▸ **EXCERTO DA PÁGINA**:
────────────────────
Patrícia André: Todos os personagens têm um papel específico nesta trama, logo todos são únicos e importantes.
Rodrigo Machado: Como actor, com certeza que consigo encontrar papéis mais desafiadores que o meu. Como espectador diria que todas as personagens de “Os rústicos” são necessárias.
Como se preparam para um papel?
André Nunes: Descodificando o texto – o que a personagem diz. Estudando as suas ações e os seu comportamentos. É uma mistura de busca das nossas memórias e imaginação. Assim se cozinha este novo ser.
Carla Chambel: A época veneziana do século XVIII é muito rica em livros, pinturas, documentários, filmes, que retratam os costumes e nos ajudam a compreender alguns pormenores da peça. Inspiram-nos também na fisicalidade dos corpos e comportamentos sociais. Depois, tratando-se de uma comédia, o rigor dos tempos e do ritmo da peça é fundamental para construir a partitura do espetáculo, daí a importância da intensidade dos ensaios, para encontrar soluções felizes, principalmente quando estão muitos atores em cena. A descoberta do jogo entre os atores é a fase mais empolgante do processo. Por último, a fase dos pormenores, a afinação dos pequenos momentos que falam para além do que é dito, que traduzem várias camadas do personagem.
────────────────────
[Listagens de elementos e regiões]
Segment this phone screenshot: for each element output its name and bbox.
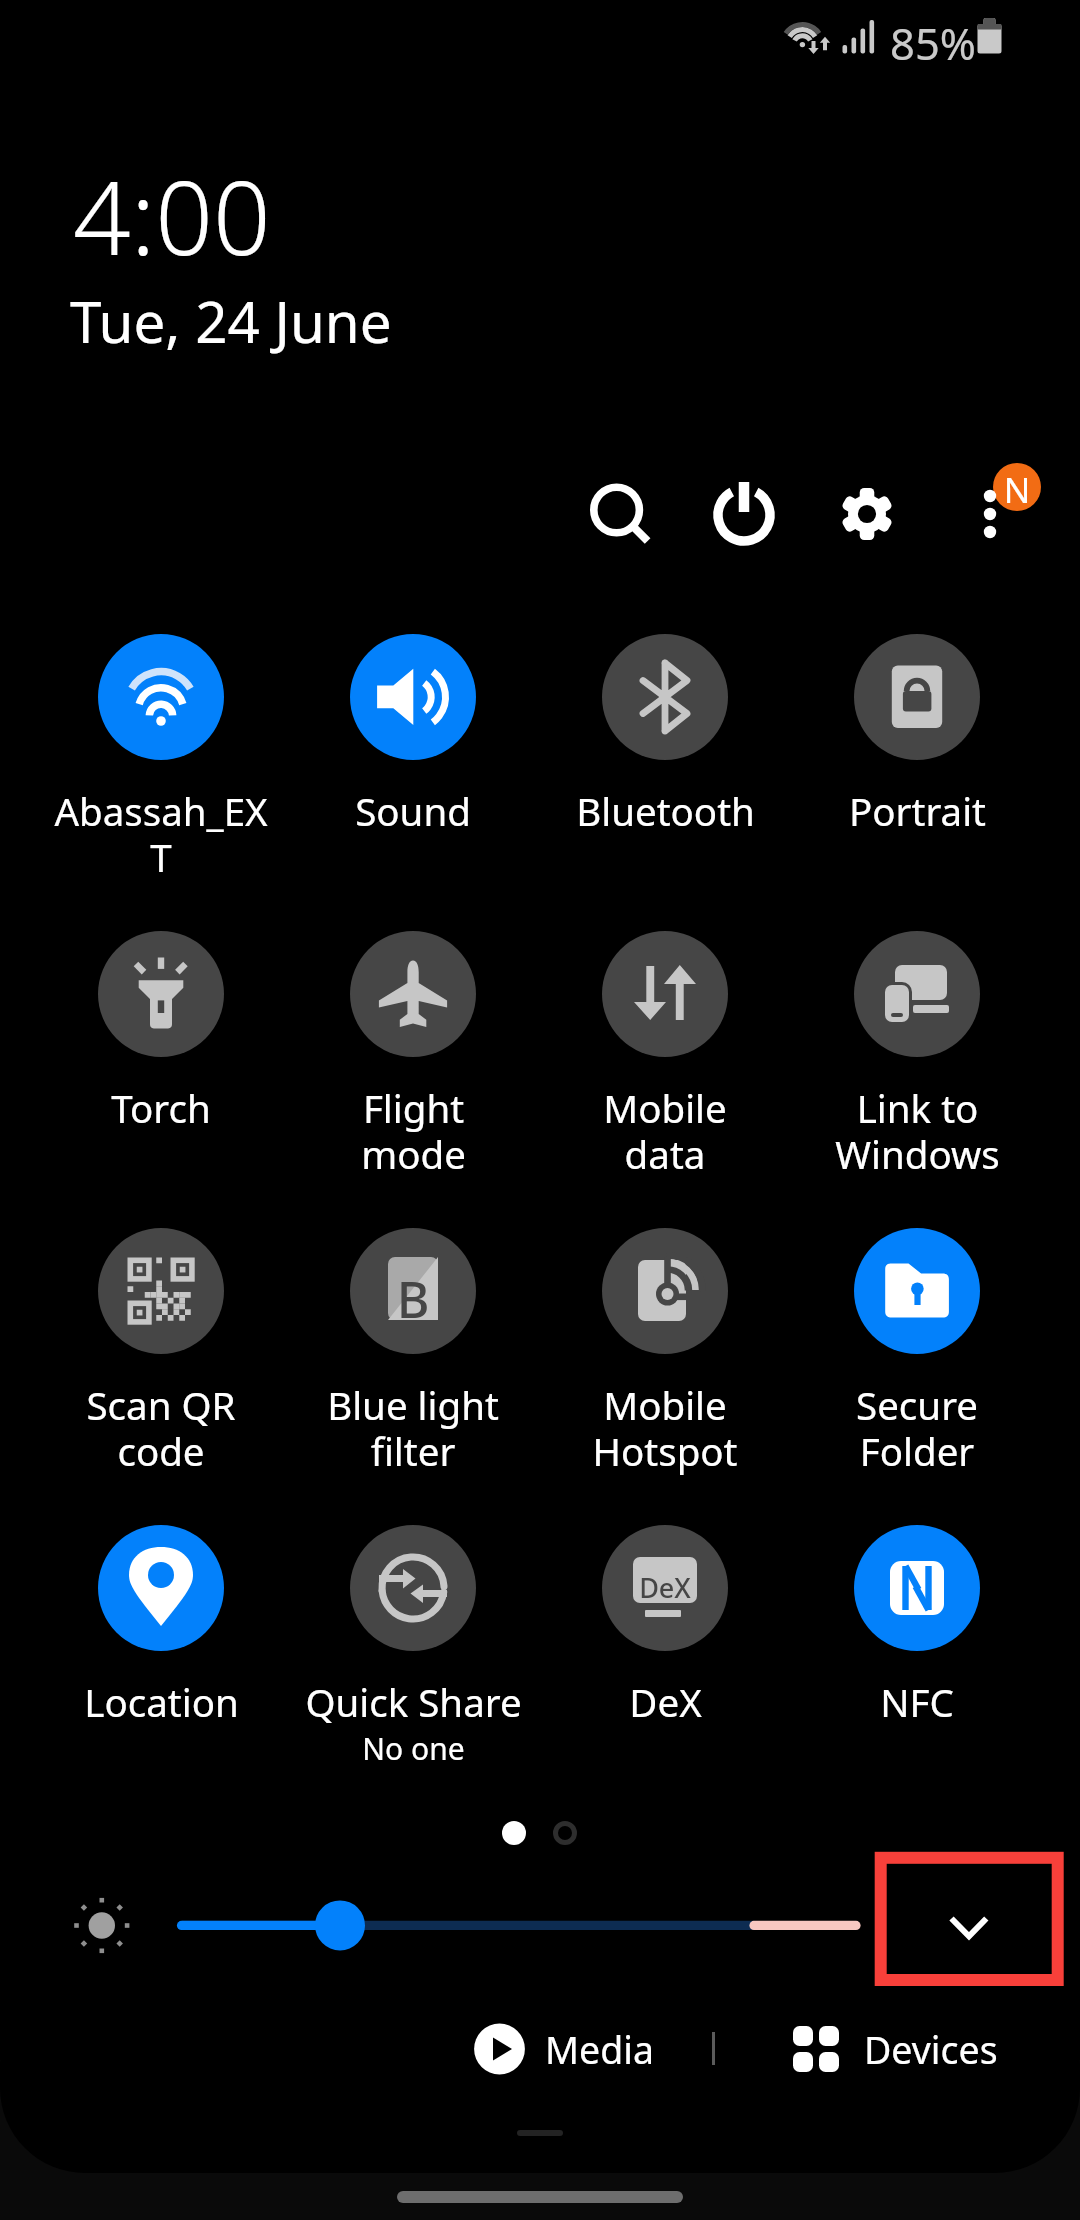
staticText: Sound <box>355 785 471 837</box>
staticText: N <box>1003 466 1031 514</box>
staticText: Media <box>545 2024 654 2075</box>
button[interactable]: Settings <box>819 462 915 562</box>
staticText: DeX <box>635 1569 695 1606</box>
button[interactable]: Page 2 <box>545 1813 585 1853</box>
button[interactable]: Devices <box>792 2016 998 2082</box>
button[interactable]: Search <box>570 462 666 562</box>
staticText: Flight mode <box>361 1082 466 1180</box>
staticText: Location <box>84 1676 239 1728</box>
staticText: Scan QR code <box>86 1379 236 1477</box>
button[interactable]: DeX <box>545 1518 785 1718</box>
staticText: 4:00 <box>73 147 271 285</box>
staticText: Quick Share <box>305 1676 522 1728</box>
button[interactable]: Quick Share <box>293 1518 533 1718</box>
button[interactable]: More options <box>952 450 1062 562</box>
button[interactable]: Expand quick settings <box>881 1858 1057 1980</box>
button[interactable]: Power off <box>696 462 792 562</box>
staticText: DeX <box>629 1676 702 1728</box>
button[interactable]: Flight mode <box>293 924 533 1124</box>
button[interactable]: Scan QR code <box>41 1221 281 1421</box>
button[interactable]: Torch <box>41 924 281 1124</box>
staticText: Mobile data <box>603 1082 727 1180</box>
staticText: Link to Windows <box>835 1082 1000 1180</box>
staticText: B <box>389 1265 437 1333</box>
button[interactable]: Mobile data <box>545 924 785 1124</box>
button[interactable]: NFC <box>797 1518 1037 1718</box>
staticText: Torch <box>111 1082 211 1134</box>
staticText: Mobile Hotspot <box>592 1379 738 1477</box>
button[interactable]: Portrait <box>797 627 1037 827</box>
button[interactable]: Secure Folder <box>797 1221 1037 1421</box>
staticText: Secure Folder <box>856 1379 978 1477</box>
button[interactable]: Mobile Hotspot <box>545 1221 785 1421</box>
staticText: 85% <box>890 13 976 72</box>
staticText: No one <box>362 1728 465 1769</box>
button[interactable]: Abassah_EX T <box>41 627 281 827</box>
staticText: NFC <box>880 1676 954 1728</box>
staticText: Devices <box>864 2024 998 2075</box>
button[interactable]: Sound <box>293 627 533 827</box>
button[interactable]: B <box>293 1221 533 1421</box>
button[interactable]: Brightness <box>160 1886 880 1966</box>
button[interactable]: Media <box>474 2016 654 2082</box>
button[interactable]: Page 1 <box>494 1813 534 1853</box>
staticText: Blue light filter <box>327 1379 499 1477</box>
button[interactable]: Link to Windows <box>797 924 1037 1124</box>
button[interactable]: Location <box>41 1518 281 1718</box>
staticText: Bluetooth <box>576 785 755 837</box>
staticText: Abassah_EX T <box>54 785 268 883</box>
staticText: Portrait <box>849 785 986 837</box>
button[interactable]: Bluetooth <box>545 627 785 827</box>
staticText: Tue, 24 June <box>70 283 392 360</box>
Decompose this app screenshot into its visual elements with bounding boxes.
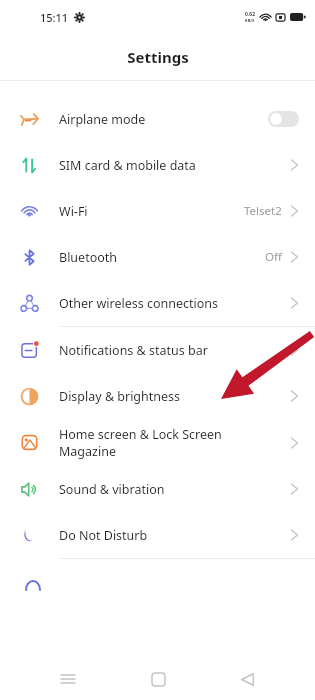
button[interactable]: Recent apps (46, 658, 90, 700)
────────────────────
▸ **EM QUE CONSISTE**: Escreva a continuação da entrevista sobre a peça “Os rústicos”, a partir da última frase apresentada.

▸ **RESPOSTA**:
Patrícia André: Primeiro que tudo, gosto de saber o que o encenador pretende com a peça e depois qual o papel que desempenho nesse objectivo. Assim, parto para o texto com essa ideia do que existo com um propósito. Quando este não é definido à partida, encontro-o através do texto ou do próprio jogo encontrado em cena. Gosto particularmente de pesquisar sobre a época em questão, costumes, vícios e especificidades para me alimentar o jogo em cena.
Rodrigo Machado: Depois do trabalho de mesa e da dramaturgia passada pelo encenador. É começar a pensar na personagem em casa, discutir ideias, trocar opiniões e ensaiar para perceber o que é que serve a personagem e a peça.
O que sente um actor/actriz ao ouvir o primeiro riso e a primeira gargalhada da plateia?
André Nunes: É um bálsamo para o actor. Sentimos que o publico está connosco. E por vezes somos surpreendidos nas zonas do texto onde se riem, não é o que esperávamos.
Carla Chambel: Quando o público está connosco costumamos dizer que é um público quentinho. Quem está nos bastidores a acompanhar o que se passa em cena torce pelos colegas. Quando temos a primeira reação, todos nós cá atrás vibramos, celebramos. Cada dia é diferente e o público reage na maioria às mesmas situações, mas por vezes somos surpreendidos por reações inesperadas. E isso também é muito divertido. A reação do público neste tipo de espetáculo influencia-nos positivamente a energia, como que nos galvaniza, sem contudo perdermos o chão e o rigor. Quando o público reage é como se tivéssemos a confirmação do nosso trabalho, que escolhemos o caminho certo, e claro que isso nos dá confiança, alimenta a auto-estima do espetáculo.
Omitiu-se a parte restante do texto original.